Job: Please print the full listing exactly.

Entries:

Start

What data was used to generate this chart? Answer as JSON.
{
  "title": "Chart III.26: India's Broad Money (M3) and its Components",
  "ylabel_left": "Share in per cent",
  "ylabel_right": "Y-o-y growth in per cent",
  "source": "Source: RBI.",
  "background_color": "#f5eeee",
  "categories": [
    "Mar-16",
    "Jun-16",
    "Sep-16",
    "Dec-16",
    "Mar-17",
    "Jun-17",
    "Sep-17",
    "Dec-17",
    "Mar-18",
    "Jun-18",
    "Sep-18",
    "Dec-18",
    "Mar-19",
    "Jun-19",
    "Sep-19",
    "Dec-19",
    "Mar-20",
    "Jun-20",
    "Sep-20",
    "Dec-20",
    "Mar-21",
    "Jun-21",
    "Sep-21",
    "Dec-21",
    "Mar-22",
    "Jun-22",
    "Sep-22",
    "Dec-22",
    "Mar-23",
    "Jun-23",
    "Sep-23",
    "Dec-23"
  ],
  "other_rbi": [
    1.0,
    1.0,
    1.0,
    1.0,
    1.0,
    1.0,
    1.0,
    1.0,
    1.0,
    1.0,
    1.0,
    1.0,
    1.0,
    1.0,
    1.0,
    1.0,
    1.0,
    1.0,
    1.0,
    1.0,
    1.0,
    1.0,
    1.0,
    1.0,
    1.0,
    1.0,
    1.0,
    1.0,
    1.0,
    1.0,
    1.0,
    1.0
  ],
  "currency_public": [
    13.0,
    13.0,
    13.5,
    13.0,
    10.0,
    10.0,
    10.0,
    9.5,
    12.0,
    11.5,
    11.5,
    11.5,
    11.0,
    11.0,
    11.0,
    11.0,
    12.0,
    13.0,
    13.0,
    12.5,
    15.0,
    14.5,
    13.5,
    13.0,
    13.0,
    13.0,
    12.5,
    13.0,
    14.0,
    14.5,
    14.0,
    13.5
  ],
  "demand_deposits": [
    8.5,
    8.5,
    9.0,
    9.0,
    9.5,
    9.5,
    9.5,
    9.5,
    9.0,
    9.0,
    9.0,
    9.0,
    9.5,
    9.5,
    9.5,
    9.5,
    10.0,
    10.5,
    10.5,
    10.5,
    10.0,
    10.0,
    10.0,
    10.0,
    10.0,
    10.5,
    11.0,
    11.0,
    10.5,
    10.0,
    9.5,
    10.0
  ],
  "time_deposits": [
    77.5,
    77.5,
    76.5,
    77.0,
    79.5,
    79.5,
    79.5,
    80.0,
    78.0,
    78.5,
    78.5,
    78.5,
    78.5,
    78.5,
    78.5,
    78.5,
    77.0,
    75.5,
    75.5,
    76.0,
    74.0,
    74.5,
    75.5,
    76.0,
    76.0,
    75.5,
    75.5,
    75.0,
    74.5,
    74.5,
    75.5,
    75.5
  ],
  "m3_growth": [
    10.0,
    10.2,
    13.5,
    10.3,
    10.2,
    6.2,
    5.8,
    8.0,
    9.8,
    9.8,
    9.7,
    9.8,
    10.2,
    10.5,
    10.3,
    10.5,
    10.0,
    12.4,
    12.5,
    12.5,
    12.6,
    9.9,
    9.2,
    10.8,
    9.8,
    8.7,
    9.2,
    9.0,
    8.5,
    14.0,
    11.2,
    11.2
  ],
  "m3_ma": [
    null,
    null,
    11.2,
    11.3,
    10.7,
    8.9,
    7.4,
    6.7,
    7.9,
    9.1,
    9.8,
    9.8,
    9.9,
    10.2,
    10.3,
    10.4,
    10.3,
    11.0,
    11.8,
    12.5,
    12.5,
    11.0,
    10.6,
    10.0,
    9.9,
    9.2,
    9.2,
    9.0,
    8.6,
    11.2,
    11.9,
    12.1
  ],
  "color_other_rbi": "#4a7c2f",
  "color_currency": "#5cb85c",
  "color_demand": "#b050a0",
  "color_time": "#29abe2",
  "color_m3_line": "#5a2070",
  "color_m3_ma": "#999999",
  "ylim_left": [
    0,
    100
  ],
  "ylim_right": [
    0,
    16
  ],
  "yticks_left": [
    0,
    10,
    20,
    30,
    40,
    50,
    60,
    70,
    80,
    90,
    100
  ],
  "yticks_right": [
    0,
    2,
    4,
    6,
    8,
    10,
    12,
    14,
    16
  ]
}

End

Response:
What data was used to generate this chart? Answer as JSON.
{
  "title": "Chart III.26: India's Broad Money (M3) and its Components",
  "ylabel_left": "Share in per cent",
  "ylabel_right": "Y-o-y growth in per cent",
  "source": "Source: RBI.",
  "background_color": "#f5eeee",
  "categories": [
    "Mar-16",
    "Jun-16",
    "Sep-16",
    "Dec-16",
    "Mar-17",
    "Jun-17",
    "Sep-17",
    "Dec-17",
    "Mar-18",
    "Jun-18",
    "Sep-18",
    "Dec-18",
    "Mar-19",
    "Jun-19",
    "Sep-19",
    "Dec-19",
    "Mar-20",
    "Jun-20",
    "Sep-20",
    "Dec-20",
    "Mar-21",
    "Jun-21",
    "Sep-21",
    "Dec-21",
    "Mar-22",
    "Jun-22",
    "Sep-22",
    "Dec-22",
    "Mar-23",
    "Jun-23",
    "Sep-23",
    "Dec-23"
  ],
  "other_rbi": [
    1.0,
    1.0,
    1.0,
    1.0,
    1.0,
    1.0,
    1.0,
    1.0,
    1.0,
    1.0,
    1.0,
    1.0,
    1.0,
    1.0,
    1.0,
    1.0,
    1.0,
    1.0,
    1.0,
    1.0,
    1.0,
    1.0,
    1.0,
    1.0,
    1.0,
    1.0,
    1.0,
    1.0,
    1.0,
    1.0,
    1.0,
    1.0
  ],
  "currency_public": [
    13.0,
    13.0,
    13.5,
    13.0,
    10.0,
    10.0,
    10.0,
    9.5,
    12.0,
    11.5,
    11.5,
    11.5,
    11.0,
    11.0,
    11.0,
    11.0,
    12.0,
    13.0,
    13.0,
    12.5,
    15.0,
    14.5,
    13.5,
    13.0,
    13.0,
    13.0,
    12.5,
    13.0,
    14.0,
    14.5,
    14.0,
    13.5
  ],
  "demand_deposits": [
    8.5,
    8.5,
    9.0,
    9.0,
    9.5,
    9.5,
    9.5,
    9.5,
    9.0,
    9.0,
    9.0,
    9.0,
    9.5,
    9.5,
    9.5,
    9.5,
    10.0,
    10.5,
    10.5,
    10.5,
    10.0,
    10.0,
    10.0,
    10.0,
    10.0,
    10.5,
    11.0,
    11.0,
    10.5,
    10.0,
    9.5,
    10.0
  ],
  "time_deposits": [
    77.5,
    77.5,
    76.5,
    77.0,
    79.5,
    79.5,
    79.5,
    80.0,
    78.0,
    78.5,
    78.5,
    78.5,
    78.5,
    78.5,
    78.5,
    78.5,
    77.0,
    75.5,
    75.5,
    76.0,
    74.0,
    74.5,
    75.5,
    76.0,
    76.0,
    75.5,
    75.5,
    75.0,
    74.5,
    74.5,
    75.5,
    75.5
  ],
  "m3_growth": [
    10.0,
    10.2,
    13.5,
    10.3,
    10.2,
    6.2,
    5.8,
    8.0,
    9.8,
    9.8,
    9.7,
    9.8,
    10.2,
    10.5,
    10.3,
    10.5,
    10.0,
    12.4,
    12.5,
    12.5,
    12.6,
    9.9,
    9.2,
    10.8,
    9.8,
    8.7,
    9.2,
    9.0,
    8.5,
    14.0,
    11.2,
    11.2
  ],
  "m3_ma": [
    null,
    null,
    11.2,
    11.3,
    10.7,
    8.9,
    7.4,
    6.7,
    7.9,
    9.1,
    9.8,
    9.8,
    9.9,
    10.2,
    10.3,
    10.4,
    10.3,
    11.0,
    11.8,
    12.5,
    12.5,
    11.0,
    10.6,
    10.0,
    9.9,
    9.2,
    9.2,
    9.0,
    8.6,
    11.2,
    11.9,
    12.1
  ],
  "color_other_rbi": "#4a7c2f",
  "color_currency": "#5cb85c",
  "color_demand": "#b050a0",
  "color_time": "#29abe2",
  "color_m3_line": "#5a2070",
  "color_m3_ma": "#999999",
  "ylim_left": [
    0,
    100
  ],
  "ylim_right": [
    0,
    16
  ],
  "yticks_left": [
    0,
    10,
    20,
    30,
    40,
    50,
    60,
    70,
    80,
    90,
    100
  ],
  "yticks_right": [
    0,
    2,
    4,
    6,
    8,
    10,
    12,
    14,
    16
  ]
}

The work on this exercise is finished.